• **DIRECTIONS**
From the listing below, extract each entry exactly as written, minus the images.

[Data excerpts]
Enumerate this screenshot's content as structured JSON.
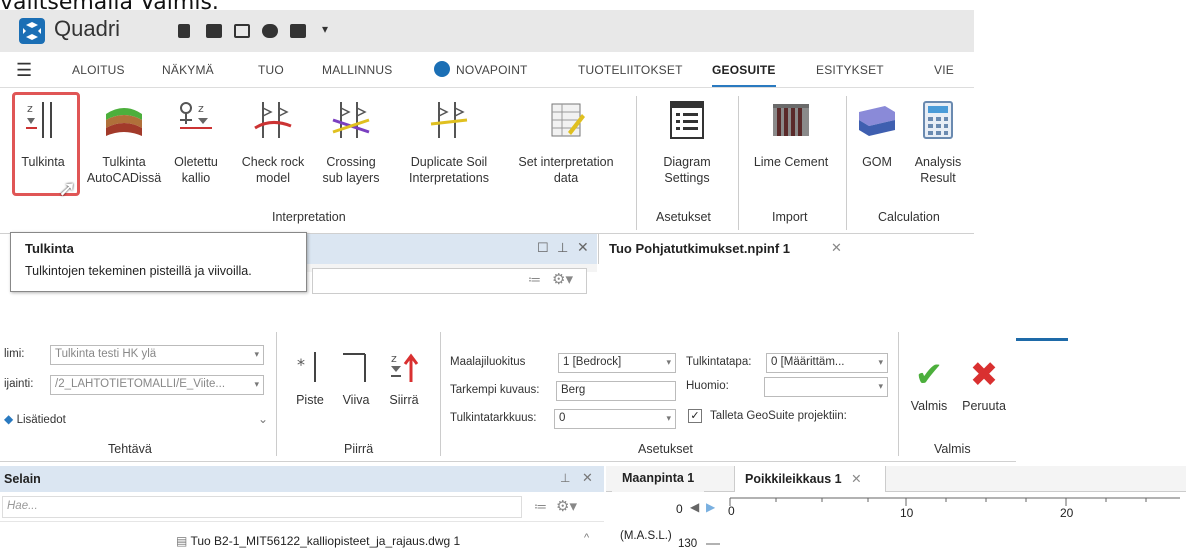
{
  "caption": "valitsemalla Valmis.",
  "app": {
    "title": "Quadri"
  },
  "menu": {
    "tabs": [
      "ALOITUS",
      "NÄKYMÄ",
      "TUO",
      "MALLINNUS",
      "NOVAPOINT",
      "TUOTELIITOKSET",
      "GEOSUITE",
      "ESITYKSET",
      "VIE"
    ],
    "active": "GEOSUITE"
  },
  "ribbon": {
    "buttons": [
      {
        "label1": "Tulkinta",
        "label2": ""
      },
      {
        "label1": "Tulkinta",
        "label2": "AutoCADissä"
      },
      {
        "label1": "Oletettu",
        "label2": "kallio"
      },
      {
        "label1": "Check rock",
        "label2": "model"
      },
      {
        "label1": "Crossing",
        "label2": "sub layers"
      },
      {
        "label1": "Duplicate Soil",
        "label2": "Interpretations"
      },
      {
        "label1": "Set interpretation",
        "label2": "data"
      },
      {
        "label1": "Diagram",
        "label2": "Settings"
      },
      {
        "label1": "Lime Cement",
        "label2": ""
      },
      {
        "label1": "GOM",
        "label2": ""
      },
      {
        "label1": "Analysis",
        "label2": "Result"
      }
    ],
    "groups": [
      "Interpretation",
      "Asetukset",
      "Import",
      "Calculation"
    ]
  },
  "tooltip": {
    "title": "Tulkinta",
    "description": "Tulkintojen tekeminen pisteillä ja viivoilla."
  },
  "doc_tab_top": "Tuo Pohjatutkimukset.npinf 1",
  "ribbon2": {
    "task": {
      "nimi_label": "limi:",
      "nimi_value": "Tulkinta testi HK ylä",
      "sijainti_label": "ijainti:",
      "sijainti_value": "/2_LAHTOTIETOMALLI/E_Viite...",
      "lisatiedot": "Lisätiedot",
      "group": "Tehtävä"
    },
    "draw": {
      "piste": "Piste",
      "viiva": "Viiva",
      "siirra": "Siirrä",
      "group": "Piirrä"
    },
    "settings": {
      "maalaji_label": "Maalajiluokitus",
      "maalaji_value": "1 [Bedrock]",
      "kuvaus_label": "Tarkempi kuvaus:",
      "kuvaus_value": "Berg",
      "tarkkuus_label": "Tulkintatarkkuus:",
      "tarkkuus_value": "0",
      "tapa_label": "Tulkintatapa:",
      "tapa_value": "0 [Määrittäm...",
      "huomio_label": "Huomio:",
      "huomio_value": "",
      "talleta_label": "Talleta GeoSuite projektiin:",
      "talleta_checked": true,
      "group": "Asetukset"
    },
    "finish": {
      "valmis": "Valmis",
      "peruuta": "Peruuta",
      "group": "Valmis"
    }
  },
  "browser": {
    "title": "Selain",
    "search_placeholder": "Hae...",
    "row_item": "Tuo B2-1_MIT56122_kalliopisteet_ja_rajaus.dwg 1"
  },
  "doc_tabs_bottom": [
    "Maanpinta 1",
    "Poikkileikkaus 1"
  ],
  "section_view": {
    "x_ticks": [
      "0",
      "10",
      "20"
    ],
    "axis_unit": "(M.A.S.L.)",
    "y_tick": "130",
    "nav_value": "0"
  },
  "colors": {
    "accent": "#2a7ac0",
    "highlight": "#e05656",
    "panel": "#dbe6f2",
    "ok": "#4caf3c",
    "cancel": "#d93030"
  }
}
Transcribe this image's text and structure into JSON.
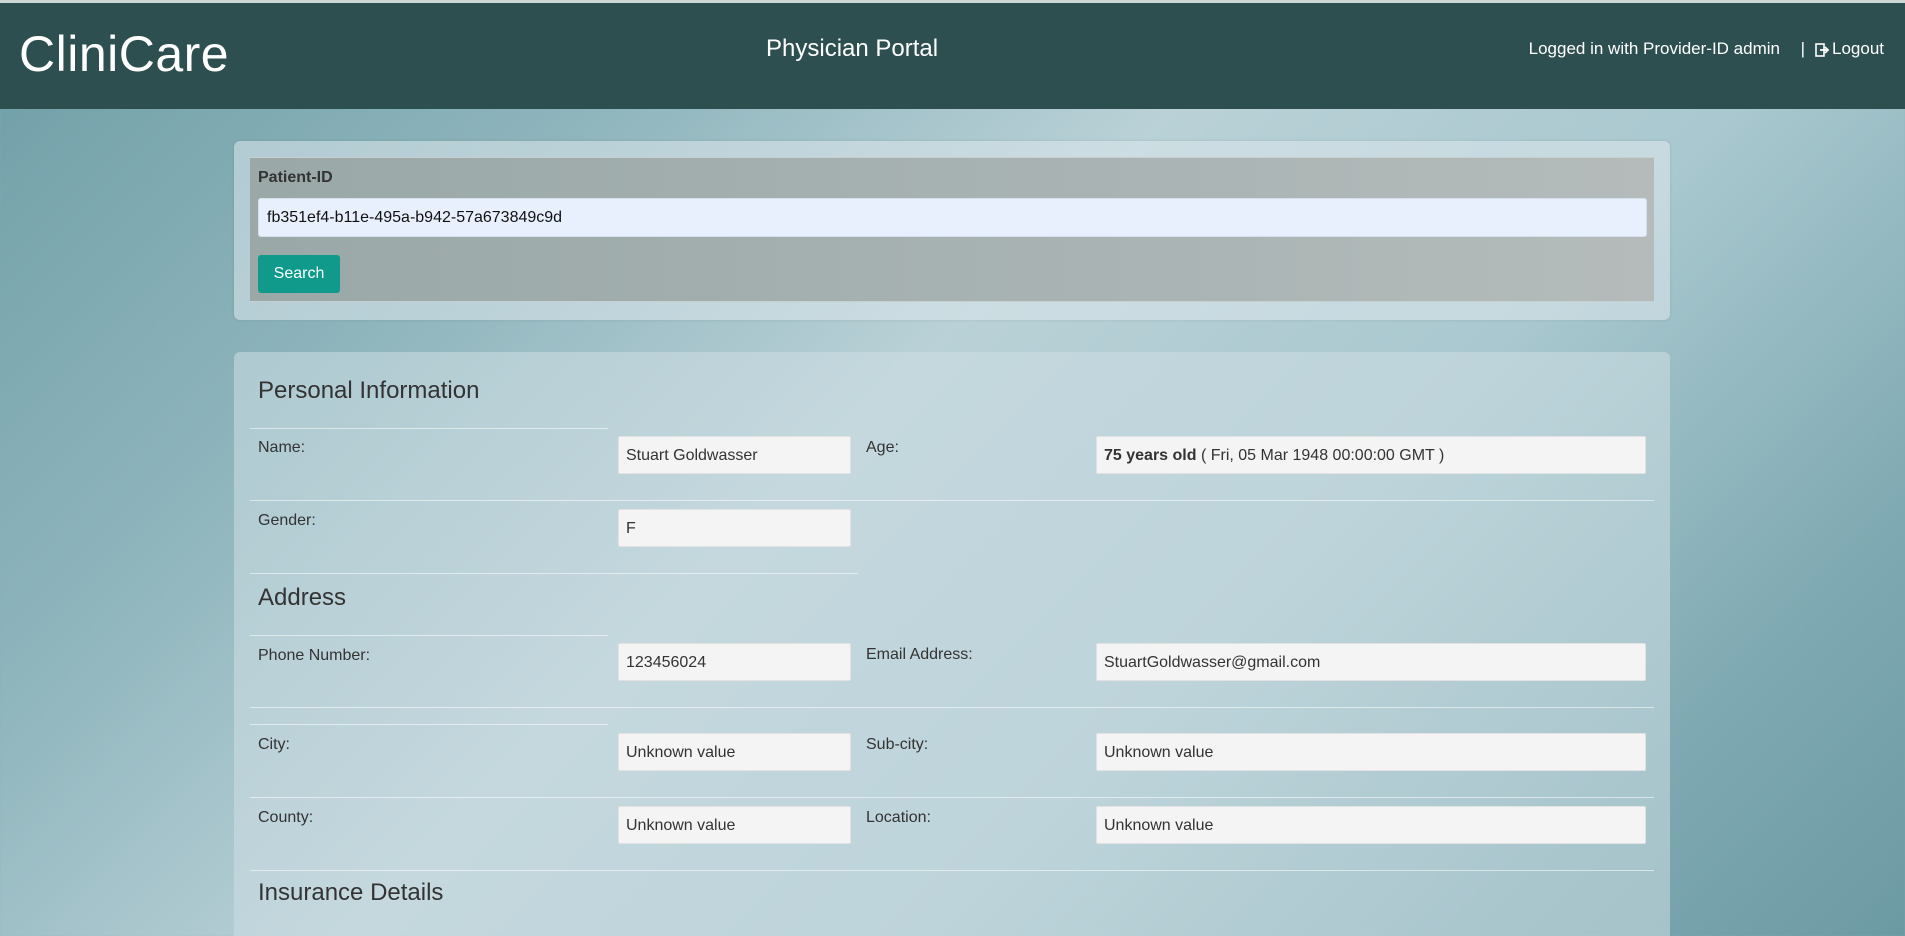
{
  "navbar": {
    "brand": "CliniCare",
    "title": "Physician Portal",
    "login_info": "Logged in with Provider-ID admin",
    "separator": "|",
    "logout_label": "Logout"
  },
  "search": {
    "label": "Patient-ID",
    "value": "fb351ef4-b11e-495a-b942-57a673849c9d",
    "button_label": "Search"
  },
  "personal": {
    "title": "Personal Information",
    "name_label": "Name:",
    "name_value": "Stuart Goldwasser",
    "age_label": "Age:",
    "age_years": "75 years old",
    "age_dob": " ( Fri, 05 Mar 1948 00:00:00 GMT )",
    "gender_label": "Gender:",
    "gender_value": "F"
  },
  "address": {
    "title": "Address",
    "phone_label": "Phone Number:",
    "phone_value": "123456024",
    "email_label": "Email Address:",
    "email_value": "StuartGoldwasser@gmail.com",
    "city_label": "City:",
    "city_value": "Unknown value",
    "subcity_label": "Sub-city:",
    "subcity_value": "Unknown value",
    "county_label": "County:",
    "county_value": "Unknown value",
    "location_label": "Location:",
    "location_value": "Unknown value"
  },
  "insurance": {
    "title": "Insurance Details"
  }
}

• **CORRECT RESULT**
Enumerate this screenshot's content as structured JSON.
{
  "caption": "valitsemalla Valmis.",
  "app": {
    "title": "Quadri"
  },
  "menu": {
    "tabs": [
      "ALOITUS",
      "NÄKYMÄ",
      "TUO",
      "MALLINNUS",
      "NOVAPOINT",
      "TUOTELIITOKSET",
      "GEOSUITE",
      "ESITYKSET",
      "VIE"
    ],
    "active": "GEOSUITE"
  },
  "ribbon": {
    "buttons": [
      {
        "label1": "Tulkinta",
        "label2": ""
      },
      {
        "label1": "Tulkinta",
        "label2": "AutoCADissä"
      },
      {
        "label1": "Oletettu",
        "label2": "kallio"
      },
      {
        "label1": "Check rock",
        "label2": "model"
      },
      {
        "label1": "Crossing",
        "label2": "sub layers"
      },
      {
        "label1": "Duplicate Soil",
        "label2": "Interpretations"
      },
      {
        "label1": "Set interpretation",
        "label2": "data"
      },
      {
        "label1": "Diagram",
        "label2": "Settings"
      },
      {
        "label1": "Lime Cement",
        "label2": ""
      },
      {
        "label1": "GOM",
        "label2": ""
      },
      {
        "label1": "Analysis",
        "label2": "Result"
      }
    ],
    "groups": [
      "Interpretation",
      "Asetukset",
      "Import",
      "Calculation"
    ]
  },
  "tooltip": {
    "title": "Tulkinta",
    "description": "Tulkintojen tekeminen pisteillä ja viivoilla."
  },
  "doc_tab_top": "Tuo Pohjatutkimukset.npinf 1",
  "ribbon2": {
    "task": {
      "nimi_label": "limi:",
      "nimi_value": "Tulkinta testi HK ylä",
      "sijainti_label": "ijainti:",
      "sijainti_value": "/2_LAHTOTIETOMALLI/E_Viite...",
      "lisatiedot": "Lisätiedot",
      "group": "Tehtävä"
    },
    "draw": {
      "piste": "Piste",
      "viiva": "Viiva",
      "siirra": "Siirrä",
      "group": "Piirrä"
    },
    "settings": {
      "maalaji_label": "Maalajiluokitus",
      "maalaji_value": "1 [Bedrock]",
      "kuvaus_label": "Tarkempi kuvaus:",
      "kuvaus_value": "Berg",
      "tarkkuus_label": "Tulkintatarkkuus:",
      "tarkkuus_value": "0",
      "tapa_label": "Tulkintatapa:",
      "tapa_value": "0 [Määrittäm...",
      "huomio_label": "Huomio:",
      "huomio_value": "",
      "talleta_label": "Talleta GeoSuite projektiin:",
      "talleta_checked": true,
      "group": "Asetukset"
    },
    "finish": {
      "valmis": "Valmis",
      "peruuta": "Peruuta",
      "group": "Valmis"
    }
  },
  "browser": {
    "title": "Selain",
    "search_placeholder": "Hae...",
    "row_item": "Tuo B2-1_MIT56122_kalliopisteet_ja_rajaus.dwg 1"
  },
  "doc_tabs_bottom": [
    "Maanpinta 1",
    "Poikkileikkaus 1"
  ],
  "section_view": {
    "x_ticks": [
      "0",
      "10",
      "20"
    ],
    "axis_unit": "(M.A.S.L.)",
    "y_tick": "130",
    "nav_value": "0"
  },
  "colors": {
    "accent": "#2a7ac0",
    "highlight": "#e05656",
    "panel": "#dbe6f2",
    "ok": "#4caf3c",
    "cancel": "#d93030"
  }
}
Transcribe this image's text and structure into JSON.
{
  "navbar": {
    "brand": "CliniCare",
    "title": "Physician Portal",
    "login_info": "Logged in with Provider-ID admin",
    "separator": "|",
    "logout_label": "Logout"
  },
  "search": {
    "label": "Patient-ID",
    "value": "fb351ef4-b11e-495a-b942-57a673849c9d",
    "button_label": "Search"
  },
  "personal": {
    "title": "Personal Information",
    "name_label": "Name:",
    "name_value": "Stuart Goldwasser",
    "age_label": "Age:",
    "age_years": "75 years old",
    "age_dob": " ( Fri, 05 Mar 1948 00:00:00 GMT )",
    "gender_label": "Gender:",
    "gender_value": "F"
  },
  "address": {
    "title": "Address",
    "phone_label": "Phone Number:",
    "phone_value": "123456024",
    "email_label": "Email Address:",
    "email_value": "StuartGoldwasser@gmail.com",
    "city_label": "City:",
    "city_value": "Unknown value",
    "subcity_label": "Sub-city:",
    "subcity_value": "Unknown value",
    "county_label": "County:",
    "county_value": "Unknown value",
    "location_label": "Location:",
    "location_value": "Unknown value"
  },
  "insurance": {
    "title": "Insurance Details"
  }
}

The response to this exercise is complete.